---- Record list

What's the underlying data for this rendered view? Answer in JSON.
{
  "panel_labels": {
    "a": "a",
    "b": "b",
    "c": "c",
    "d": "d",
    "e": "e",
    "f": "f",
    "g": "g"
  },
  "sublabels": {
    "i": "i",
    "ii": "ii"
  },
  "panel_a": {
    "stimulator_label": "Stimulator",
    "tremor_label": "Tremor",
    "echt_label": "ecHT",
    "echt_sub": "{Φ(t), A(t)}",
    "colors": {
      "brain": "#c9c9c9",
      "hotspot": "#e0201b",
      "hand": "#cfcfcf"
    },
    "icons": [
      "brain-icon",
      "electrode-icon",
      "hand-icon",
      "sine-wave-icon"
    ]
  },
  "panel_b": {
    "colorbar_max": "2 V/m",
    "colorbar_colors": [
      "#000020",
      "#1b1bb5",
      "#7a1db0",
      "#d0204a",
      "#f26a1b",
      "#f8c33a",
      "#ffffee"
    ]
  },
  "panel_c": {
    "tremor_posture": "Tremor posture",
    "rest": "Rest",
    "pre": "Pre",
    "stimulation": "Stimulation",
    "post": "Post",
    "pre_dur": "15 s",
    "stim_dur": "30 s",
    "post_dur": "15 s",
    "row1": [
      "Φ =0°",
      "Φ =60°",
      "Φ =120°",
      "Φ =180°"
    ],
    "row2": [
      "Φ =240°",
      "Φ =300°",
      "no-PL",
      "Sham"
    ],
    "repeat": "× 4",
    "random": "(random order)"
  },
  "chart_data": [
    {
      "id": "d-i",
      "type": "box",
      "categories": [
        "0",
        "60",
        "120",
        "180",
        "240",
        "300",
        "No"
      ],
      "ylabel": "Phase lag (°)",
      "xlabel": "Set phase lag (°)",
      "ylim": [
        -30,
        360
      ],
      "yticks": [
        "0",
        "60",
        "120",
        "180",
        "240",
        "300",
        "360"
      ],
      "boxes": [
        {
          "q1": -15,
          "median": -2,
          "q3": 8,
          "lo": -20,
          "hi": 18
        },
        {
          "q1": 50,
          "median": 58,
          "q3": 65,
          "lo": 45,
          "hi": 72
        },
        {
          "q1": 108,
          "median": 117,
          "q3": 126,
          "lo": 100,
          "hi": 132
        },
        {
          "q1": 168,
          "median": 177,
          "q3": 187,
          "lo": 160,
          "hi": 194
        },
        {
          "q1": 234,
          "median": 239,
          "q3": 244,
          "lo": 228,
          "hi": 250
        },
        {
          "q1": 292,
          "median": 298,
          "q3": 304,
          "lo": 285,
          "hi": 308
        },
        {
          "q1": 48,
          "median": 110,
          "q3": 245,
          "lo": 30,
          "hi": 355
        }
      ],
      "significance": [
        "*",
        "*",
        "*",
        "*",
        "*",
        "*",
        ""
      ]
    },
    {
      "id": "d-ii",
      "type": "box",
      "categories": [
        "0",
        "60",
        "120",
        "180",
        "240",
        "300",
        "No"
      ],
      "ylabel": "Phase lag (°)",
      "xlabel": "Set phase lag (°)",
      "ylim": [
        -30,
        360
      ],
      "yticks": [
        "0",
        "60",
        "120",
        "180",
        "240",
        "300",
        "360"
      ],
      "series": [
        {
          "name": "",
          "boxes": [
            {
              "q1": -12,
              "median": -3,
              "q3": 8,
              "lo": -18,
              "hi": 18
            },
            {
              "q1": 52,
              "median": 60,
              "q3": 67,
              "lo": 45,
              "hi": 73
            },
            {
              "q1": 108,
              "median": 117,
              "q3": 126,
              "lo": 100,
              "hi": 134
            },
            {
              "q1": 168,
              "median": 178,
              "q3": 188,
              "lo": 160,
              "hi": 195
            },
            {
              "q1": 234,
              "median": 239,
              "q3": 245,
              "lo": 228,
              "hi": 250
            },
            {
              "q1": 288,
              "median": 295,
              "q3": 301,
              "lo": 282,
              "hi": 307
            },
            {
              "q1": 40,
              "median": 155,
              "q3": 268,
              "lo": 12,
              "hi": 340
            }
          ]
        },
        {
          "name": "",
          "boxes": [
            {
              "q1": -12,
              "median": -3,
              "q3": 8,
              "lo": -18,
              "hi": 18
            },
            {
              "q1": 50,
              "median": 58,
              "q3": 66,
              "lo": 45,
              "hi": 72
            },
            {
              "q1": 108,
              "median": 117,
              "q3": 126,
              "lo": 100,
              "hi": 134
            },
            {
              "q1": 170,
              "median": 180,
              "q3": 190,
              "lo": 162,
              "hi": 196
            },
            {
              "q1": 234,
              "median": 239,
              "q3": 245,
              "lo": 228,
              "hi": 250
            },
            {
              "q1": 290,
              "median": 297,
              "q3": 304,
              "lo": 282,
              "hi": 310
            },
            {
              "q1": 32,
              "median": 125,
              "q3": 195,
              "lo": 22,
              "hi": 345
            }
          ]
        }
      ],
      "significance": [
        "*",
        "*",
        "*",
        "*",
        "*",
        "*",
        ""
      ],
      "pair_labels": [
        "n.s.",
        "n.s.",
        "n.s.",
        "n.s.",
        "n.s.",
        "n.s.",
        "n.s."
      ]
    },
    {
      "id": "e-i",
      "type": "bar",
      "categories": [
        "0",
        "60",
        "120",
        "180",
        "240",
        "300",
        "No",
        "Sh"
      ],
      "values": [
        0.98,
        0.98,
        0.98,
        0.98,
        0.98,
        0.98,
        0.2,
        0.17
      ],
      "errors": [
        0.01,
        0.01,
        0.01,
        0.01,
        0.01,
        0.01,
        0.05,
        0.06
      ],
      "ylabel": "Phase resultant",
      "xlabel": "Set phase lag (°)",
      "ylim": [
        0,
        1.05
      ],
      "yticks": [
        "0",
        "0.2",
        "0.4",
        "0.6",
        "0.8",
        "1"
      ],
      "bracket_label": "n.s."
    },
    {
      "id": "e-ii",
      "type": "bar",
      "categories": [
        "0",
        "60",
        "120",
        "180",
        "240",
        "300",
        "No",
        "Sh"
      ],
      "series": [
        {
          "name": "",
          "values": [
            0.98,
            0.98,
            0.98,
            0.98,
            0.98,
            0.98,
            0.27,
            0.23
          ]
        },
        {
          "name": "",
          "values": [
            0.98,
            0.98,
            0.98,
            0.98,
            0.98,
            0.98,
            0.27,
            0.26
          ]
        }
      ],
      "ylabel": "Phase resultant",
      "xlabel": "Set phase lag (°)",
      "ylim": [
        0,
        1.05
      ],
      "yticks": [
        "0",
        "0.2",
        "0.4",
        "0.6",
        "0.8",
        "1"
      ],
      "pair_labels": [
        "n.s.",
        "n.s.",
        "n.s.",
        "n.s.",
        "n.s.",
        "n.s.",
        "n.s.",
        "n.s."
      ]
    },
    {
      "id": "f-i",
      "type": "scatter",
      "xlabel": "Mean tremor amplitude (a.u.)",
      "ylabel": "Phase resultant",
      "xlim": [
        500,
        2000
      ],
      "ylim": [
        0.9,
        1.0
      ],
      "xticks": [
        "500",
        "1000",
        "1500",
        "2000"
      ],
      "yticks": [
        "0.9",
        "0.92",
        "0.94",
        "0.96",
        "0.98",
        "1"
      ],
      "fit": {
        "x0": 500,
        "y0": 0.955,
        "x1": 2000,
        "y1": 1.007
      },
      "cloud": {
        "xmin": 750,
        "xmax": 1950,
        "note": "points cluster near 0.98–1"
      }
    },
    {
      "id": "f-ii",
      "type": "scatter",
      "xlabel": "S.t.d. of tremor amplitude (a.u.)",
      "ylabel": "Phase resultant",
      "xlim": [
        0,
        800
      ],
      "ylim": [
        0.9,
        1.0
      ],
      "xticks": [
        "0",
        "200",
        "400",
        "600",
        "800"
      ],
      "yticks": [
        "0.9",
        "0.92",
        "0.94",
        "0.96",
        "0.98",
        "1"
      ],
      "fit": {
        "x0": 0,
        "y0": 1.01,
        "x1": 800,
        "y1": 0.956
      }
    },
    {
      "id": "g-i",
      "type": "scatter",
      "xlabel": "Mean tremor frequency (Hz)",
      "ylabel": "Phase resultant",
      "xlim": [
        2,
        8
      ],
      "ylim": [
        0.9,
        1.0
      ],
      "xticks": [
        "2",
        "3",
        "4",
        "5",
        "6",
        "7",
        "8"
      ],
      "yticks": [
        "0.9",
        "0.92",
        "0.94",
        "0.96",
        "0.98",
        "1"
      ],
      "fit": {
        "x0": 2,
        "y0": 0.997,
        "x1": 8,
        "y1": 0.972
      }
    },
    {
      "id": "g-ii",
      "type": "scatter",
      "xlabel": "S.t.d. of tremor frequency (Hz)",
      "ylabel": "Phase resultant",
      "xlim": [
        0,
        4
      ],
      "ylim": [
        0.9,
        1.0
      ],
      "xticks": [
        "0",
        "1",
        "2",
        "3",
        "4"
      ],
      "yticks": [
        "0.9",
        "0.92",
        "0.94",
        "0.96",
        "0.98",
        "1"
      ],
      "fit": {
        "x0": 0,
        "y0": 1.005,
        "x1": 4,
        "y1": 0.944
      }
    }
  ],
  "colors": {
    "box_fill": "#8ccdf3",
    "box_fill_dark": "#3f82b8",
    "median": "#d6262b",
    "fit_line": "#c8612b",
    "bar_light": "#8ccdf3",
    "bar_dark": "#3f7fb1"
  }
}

--------

## Required work
Give the number of lines above in which the word "Mean" occurs, with nothing else.

## Written solution
2